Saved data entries
-*-
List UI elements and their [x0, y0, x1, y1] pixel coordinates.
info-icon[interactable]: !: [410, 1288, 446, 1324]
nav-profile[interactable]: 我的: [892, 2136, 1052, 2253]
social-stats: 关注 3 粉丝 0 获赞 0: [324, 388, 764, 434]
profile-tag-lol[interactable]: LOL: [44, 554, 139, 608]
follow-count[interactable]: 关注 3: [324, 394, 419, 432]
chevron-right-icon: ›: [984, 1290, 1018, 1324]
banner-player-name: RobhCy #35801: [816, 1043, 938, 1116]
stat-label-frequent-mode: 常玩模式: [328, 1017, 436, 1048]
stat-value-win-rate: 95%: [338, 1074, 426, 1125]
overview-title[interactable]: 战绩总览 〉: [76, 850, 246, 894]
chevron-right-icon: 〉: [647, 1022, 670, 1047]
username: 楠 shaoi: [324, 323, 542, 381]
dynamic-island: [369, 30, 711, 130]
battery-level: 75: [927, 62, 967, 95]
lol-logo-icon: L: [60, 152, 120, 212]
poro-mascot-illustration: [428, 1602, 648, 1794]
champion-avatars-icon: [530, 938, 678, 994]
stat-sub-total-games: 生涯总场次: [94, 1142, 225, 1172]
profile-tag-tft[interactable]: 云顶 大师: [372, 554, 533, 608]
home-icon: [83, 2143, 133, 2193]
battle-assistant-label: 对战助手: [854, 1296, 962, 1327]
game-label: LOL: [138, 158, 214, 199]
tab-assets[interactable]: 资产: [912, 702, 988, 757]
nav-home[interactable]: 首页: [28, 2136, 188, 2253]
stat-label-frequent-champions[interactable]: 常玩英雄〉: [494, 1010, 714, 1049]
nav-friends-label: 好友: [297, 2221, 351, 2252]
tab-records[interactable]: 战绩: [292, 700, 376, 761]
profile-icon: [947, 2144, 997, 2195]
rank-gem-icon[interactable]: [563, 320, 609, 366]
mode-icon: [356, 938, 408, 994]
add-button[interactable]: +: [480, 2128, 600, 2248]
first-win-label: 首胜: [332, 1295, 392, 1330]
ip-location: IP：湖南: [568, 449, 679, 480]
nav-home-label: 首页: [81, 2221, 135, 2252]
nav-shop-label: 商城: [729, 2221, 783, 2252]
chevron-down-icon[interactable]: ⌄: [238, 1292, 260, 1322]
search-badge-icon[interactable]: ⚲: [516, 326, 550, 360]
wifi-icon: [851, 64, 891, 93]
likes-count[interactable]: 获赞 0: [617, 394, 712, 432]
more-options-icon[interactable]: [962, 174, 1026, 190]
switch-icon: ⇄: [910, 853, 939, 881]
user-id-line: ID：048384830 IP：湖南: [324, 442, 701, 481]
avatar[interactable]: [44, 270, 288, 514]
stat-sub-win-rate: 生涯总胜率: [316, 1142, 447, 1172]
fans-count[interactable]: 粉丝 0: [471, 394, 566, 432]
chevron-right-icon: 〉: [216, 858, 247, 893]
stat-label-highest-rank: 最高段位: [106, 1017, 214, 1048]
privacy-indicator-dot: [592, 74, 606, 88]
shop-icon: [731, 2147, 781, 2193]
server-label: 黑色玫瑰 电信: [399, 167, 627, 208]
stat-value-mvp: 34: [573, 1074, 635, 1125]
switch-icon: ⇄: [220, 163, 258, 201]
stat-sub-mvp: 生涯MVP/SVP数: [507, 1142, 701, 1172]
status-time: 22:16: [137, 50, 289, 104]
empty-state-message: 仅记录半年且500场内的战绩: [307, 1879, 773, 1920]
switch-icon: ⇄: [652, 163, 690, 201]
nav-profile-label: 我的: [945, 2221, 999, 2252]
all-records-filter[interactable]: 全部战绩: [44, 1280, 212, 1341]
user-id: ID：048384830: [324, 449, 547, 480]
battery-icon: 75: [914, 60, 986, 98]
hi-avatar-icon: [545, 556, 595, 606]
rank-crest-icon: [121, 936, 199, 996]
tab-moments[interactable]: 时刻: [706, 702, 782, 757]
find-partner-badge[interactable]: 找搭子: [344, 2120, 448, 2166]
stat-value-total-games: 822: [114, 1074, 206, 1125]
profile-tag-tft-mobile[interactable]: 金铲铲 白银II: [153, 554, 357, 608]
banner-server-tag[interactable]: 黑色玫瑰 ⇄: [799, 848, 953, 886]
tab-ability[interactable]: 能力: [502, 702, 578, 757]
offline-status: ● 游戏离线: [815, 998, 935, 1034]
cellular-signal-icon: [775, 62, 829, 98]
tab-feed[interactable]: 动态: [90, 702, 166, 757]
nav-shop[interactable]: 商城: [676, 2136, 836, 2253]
-*-
Task requirements: Pick out each line above that contains the string "黑色玫瑰", and copy those lines in full.

Task result:
server-label: 黑色玫瑰 电信: [399, 167, 627, 208]
banner-server-tag[interactable]: 黑色玫瑰 ⇄: [799, 848, 953, 886]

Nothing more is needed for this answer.